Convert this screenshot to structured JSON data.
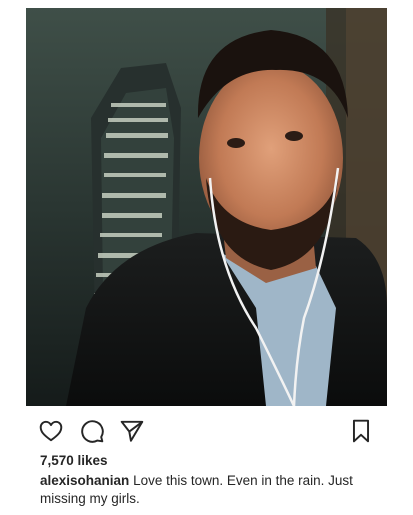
{
  "post": {
    "likes_text": "7,570 likes",
    "caption_username": "alexisohanian",
    "caption_text": "Love this town. Even in the rain. Just missing my girls."
  },
  "icons": {
    "like": "heart-icon",
    "comment": "comment-icon",
    "share": "send-icon",
    "save": "bookmark-icon"
  },
  "colors": {
    "text": "#262626",
    "icon_stroke": "#262626"
  }
}
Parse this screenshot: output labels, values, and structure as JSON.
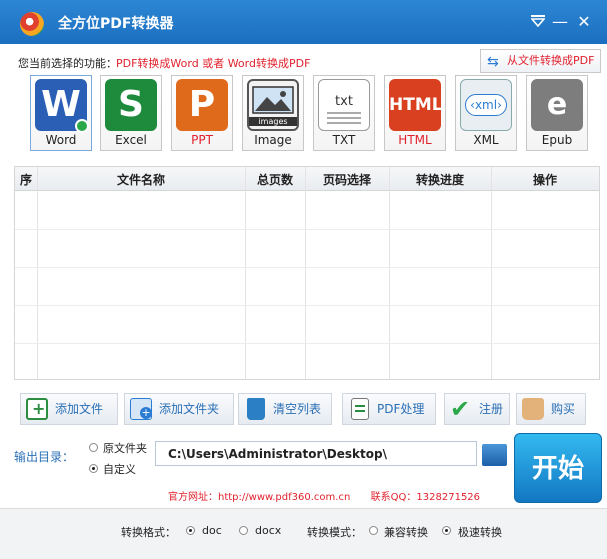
{
  "titlebar": {
    "title": "全方位PDF转换器",
    "min_label": "—",
    "close_label": "✕"
  },
  "function": {
    "label": "您当前选择的功能：",
    "value": "PDF转换成Word 或者 Word转换成PDF",
    "from_file_label": "从文件转换成PDF"
  },
  "formats": [
    {
      "label": "Word"
    },
    {
      "label": "Excel"
    },
    {
      "label": "PPT"
    },
    {
      "label": "Image"
    },
    {
      "label": "TXT"
    },
    {
      "label": "HTML"
    },
    {
      "label": "XML"
    },
    {
      "label": "Epub"
    }
  ],
  "icons": {
    "ppt_letter": "P",
    "excel_letter": "S",
    "word_letter": "W",
    "image_text": "images",
    "txt_text": "txt",
    "html_text": "HTML",
    "xml_text": "xml",
    "epub_letter": "e"
  },
  "table": {
    "headers": [
      "序",
      "文件名称",
      "总页数",
      "页码选择",
      "转换进度",
      "操作"
    ]
  },
  "toolbar": {
    "add_file": "添加文件",
    "add_folder": "添加文件夹",
    "clear_list": "清空列表",
    "pdf_process": "PDF处理",
    "register": "注册",
    "buy": "购买"
  },
  "output": {
    "label": "输出目录：",
    "option_original": "原文件夹",
    "option_custom": "自定义",
    "path": "C:\\Users\\Administrator\\Desktop\\",
    "start_label": "开始"
  },
  "contact": {
    "website": "官方网址：http://www.pdf360.com.cn",
    "qq": "联系QQ：1328271526"
  },
  "footer": {
    "format_label": "转换格式：",
    "opt_doc": "doc",
    "opt_docx": "docx",
    "mode_label": "转换模式：",
    "opt_compat": "兼容转换",
    "opt_fast": "极速转换"
  },
  "colors": {
    "accent": "#1c6fc0",
    "red_text": "#e0212d",
    "word": "#2b5fb5",
    "excel": "#1e8a3c",
    "ppt": "#e06a1b",
    "html": "#d8401f"
  }
}
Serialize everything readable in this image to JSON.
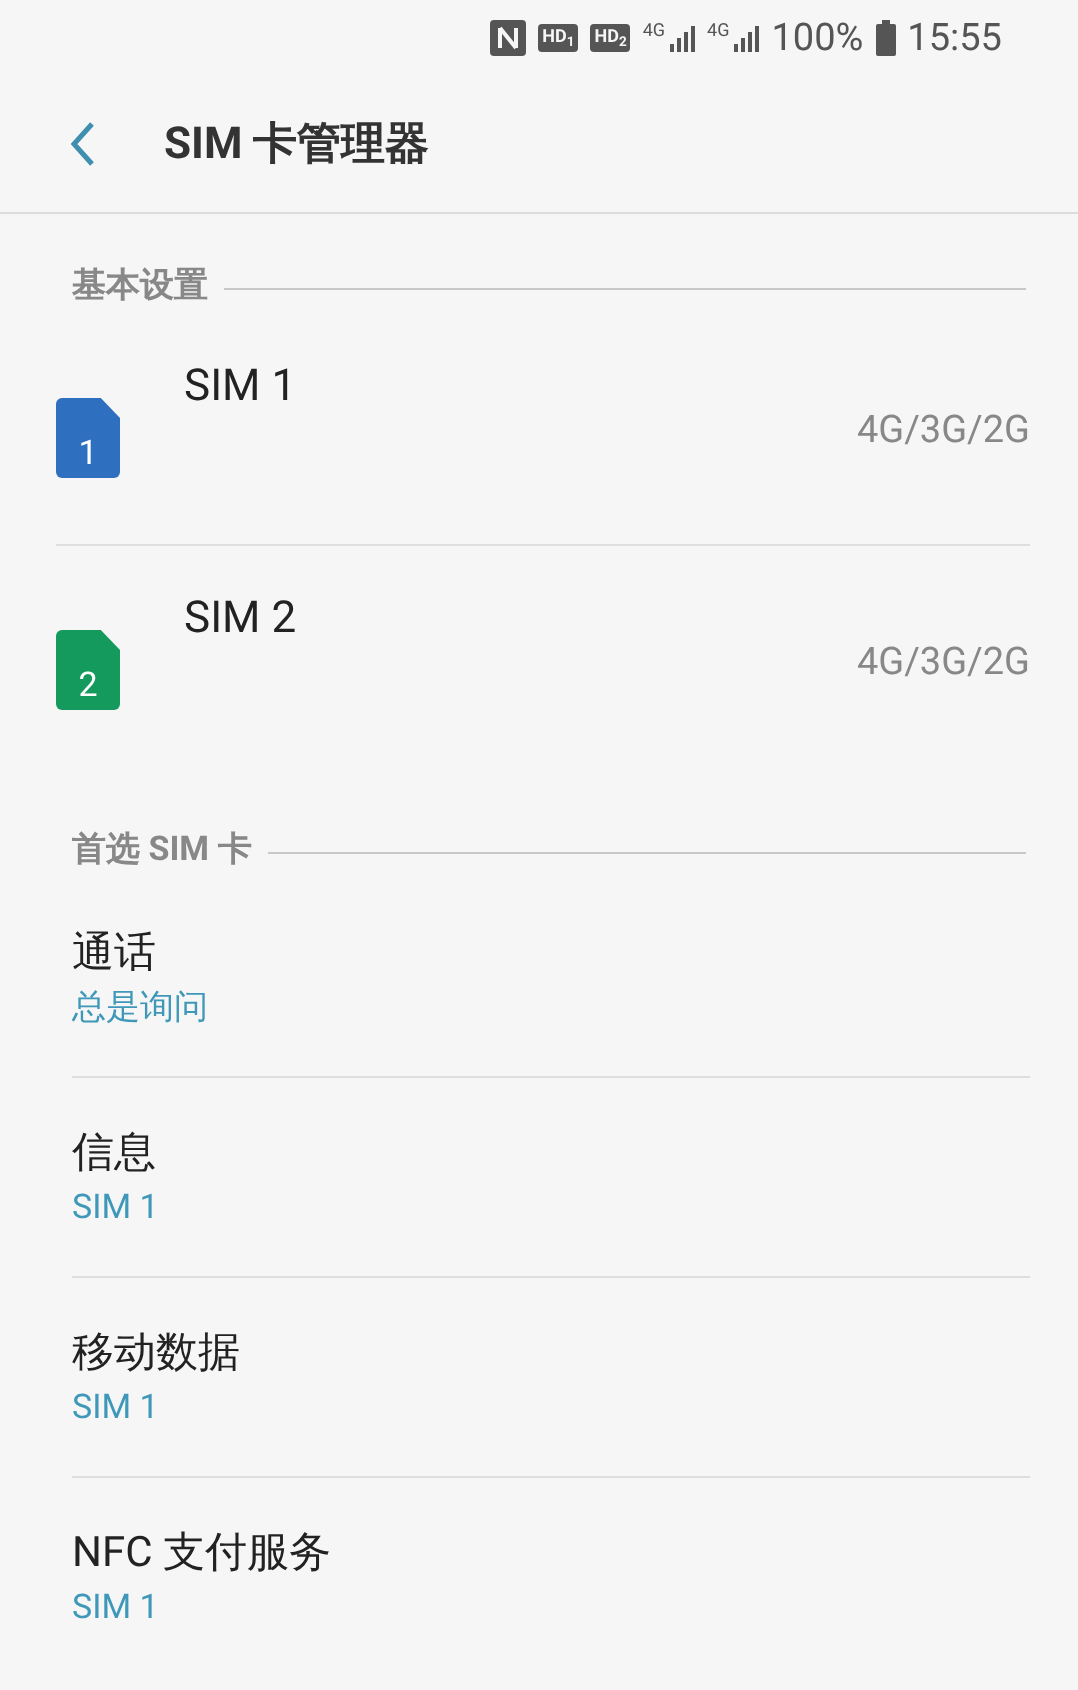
{
  "status_bar": {
    "hd_badges": [
      "HD$_{1}$",
      "HD$_{2}$"
    ],
    "network_labels": [
      "4G",
      "4G"
    ],
    "battery": "100%",
    "time": "15:55"
  },
  "header": {
    "title": "SIM 卡管理器"
  },
  "sections": [
    {
      "title": "基本设置",
      "items": [
        {
          "kind": "sim",
          "name": "SIM 1",
          "number": "1",
          "color": "#2f6fbf",
          "network": "4G/3G/2G"
        },
        {
          "kind": "sim",
          "name": "SIM 2",
          "number": "2",
          "color": "#159a5e",
          "network": "4G/3G/2G"
        }
      ]
    },
    {
      "title": "首选 SIM 卡",
      "items": [
        {
          "kind": "pref",
          "label": "通话",
          "value": "总是询问"
        },
        {
          "kind": "pref",
          "label": "信息",
          "value": "SIM 1"
        },
        {
          "kind": "pref",
          "label": "移动数据",
          "value": "SIM 1"
        },
        {
          "kind": "pref",
          "label": "NFC 支付服务",
          "value": "SIM 1"
        }
      ]
    }
  ]
}
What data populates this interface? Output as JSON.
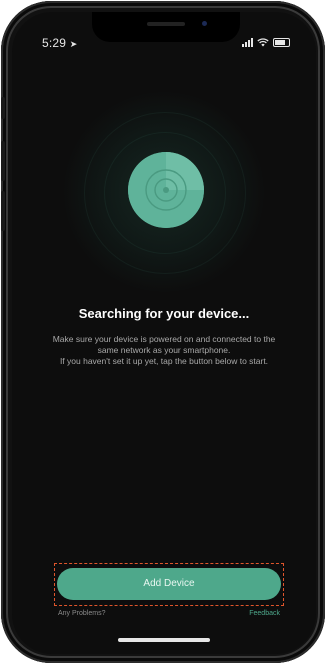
{
  "status_bar": {
    "time": "5:29",
    "location_icon": "location-arrow-icon",
    "signal_icon": "cellular-signal-icon",
    "wifi_icon": "wifi-icon",
    "battery_icon": "battery-icon"
  },
  "search": {
    "title": "Searching for your device...",
    "description_line1": "Make sure your device is powered on and connected to the same network as your smartphone.",
    "description_line2": "If you haven't set it up yet, tap the button below to start."
  },
  "actions": {
    "add_device_label": "Add Device",
    "any_problems_label": "Any Problems?",
    "feedback_label": "Feedback"
  },
  "colors": {
    "accent": "#4ea88b",
    "background": "#0d0d0d",
    "highlight_border": "#e0552b"
  }
}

· · ·

WORK INSTRUCTIONS:
Would you return the data exactly as written, without the pictures?

SOLUTION:
Convert this screenshot to structured JSON data.
{
  "post": {
    "likes_text": "7,570 likes",
    "caption_username": "alexisohanian",
    "caption_text": "Love this town. Even in the rain. Just missing my girls."
  },
  "icons": {
    "like": "heart-icon",
    "comment": "comment-icon",
    "share": "send-icon",
    "save": "bookmark-icon"
  },
  "colors": {
    "text": "#262626",
    "icon_stroke": "#262626"
  }
}
Parse this screenshot: output labels, values, and structure as JSON.
{
  "titlebar": {
    "title": "全方位PDF转换器",
    "min_label": "—",
    "close_label": "✕"
  },
  "function": {
    "label": "您当前选择的功能：",
    "value": "PDF转换成Word 或者 Word转换成PDF",
    "from_file_label": "从文件转换成PDF"
  },
  "formats": [
    {
      "label": "Word"
    },
    {
      "label": "Excel"
    },
    {
      "label": "PPT"
    },
    {
      "label": "Image"
    },
    {
      "label": "TXT"
    },
    {
      "label": "HTML"
    },
    {
      "label": "XML"
    },
    {
      "label": "Epub"
    }
  ],
  "icons": {
    "ppt_letter": "P",
    "excel_letter": "S",
    "word_letter": "W",
    "image_text": "images",
    "txt_text": "txt",
    "html_text": "HTML",
    "xml_text": "xml",
    "epub_letter": "e"
  },
  "table": {
    "headers": [
      "序",
      "文件名称",
      "总页数",
      "页码选择",
      "转换进度",
      "操作"
    ]
  },
  "toolbar": {
    "add_file": "添加文件",
    "add_folder": "添加文件夹",
    "clear_list": "清空列表",
    "pdf_process": "PDF处理",
    "register": "注册",
    "buy": "购买"
  },
  "output": {
    "label": "输出目录：",
    "option_original": "原文件夹",
    "option_custom": "自定义",
    "path": "C:\\Users\\Administrator\\Desktop\\",
    "start_label": "开始"
  },
  "contact": {
    "website": "官方网址：http://www.pdf360.com.cn",
    "qq": "联系QQ：1328271526"
  },
  "footer": {
    "format_label": "转换格式：",
    "opt_doc": "doc",
    "opt_docx": "docx",
    "mode_label": "转换模式：",
    "opt_compat": "兼容转换",
    "opt_fast": "极速转换"
  },
  "colors": {
    "accent": "#1c6fc0",
    "red_text": "#e0212d",
    "word": "#2b5fb5",
    "excel": "#1e8a3c",
    "ppt": "#e06a1b",
    "html": "#d8401f"
  }
}
Serialize everything readable in this image to JSON.
{
  "status_bar": {
    "hd_badges": [
      "HD$_{1}$",
      "HD$_{2}$"
    ],
    "network_labels": [
      "4G",
      "4G"
    ],
    "battery": "100%",
    "time": "15:55"
  },
  "header": {
    "title": "SIM 卡管理器"
  },
  "sections": [
    {
      "title": "基本设置",
      "items": [
        {
          "kind": "sim",
          "name": "SIM 1",
          "number": "1",
          "color": "#2f6fbf",
          "network": "4G/3G/2G"
        },
        {
          "kind": "sim",
          "name": "SIM 2",
          "number": "2",
          "color": "#159a5e",
          "network": "4G/3G/2G"
        }
      ]
    },
    {
      "title": "首选 SIM 卡",
      "items": [
        {
          "kind": "pref",
          "label": "通话",
          "value": "总是询问"
        },
        {
          "kind": "pref",
          "label": "信息",
          "value": "SIM 1"
        },
        {
          "kind": "pref",
          "label": "移动数据",
          "value": "SIM 1"
        },
        {
          "kind": "pref",
          "label": "NFC 支付服务",
          "value": "SIM 1"
        }
      ]
    }
  ]
}
What data populates this interface? Output as JSON.
{
  "status_bar": {
    "time": "5:29",
    "location_icon": "location-arrow-icon",
    "signal_icon": "cellular-signal-icon",
    "wifi_icon": "wifi-icon",
    "battery_icon": "battery-icon"
  },
  "search": {
    "title": "Searching for your device...",
    "description_line1": "Make sure your device is powered on and connected to the same network as your smartphone.",
    "description_line2": "If you haven't set it up yet, tap the button below to start."
  },
  "actions": {
    "add_device_label": "Add Device",
    "any_problems_label": "Any Problems?",
    "feedback_label": "Feedback"
  },
  "colors": {
    "accent": "#4ea88b",
    "background": "#0d0d0d",
    "highlight_border": "#e0552b"
  }
}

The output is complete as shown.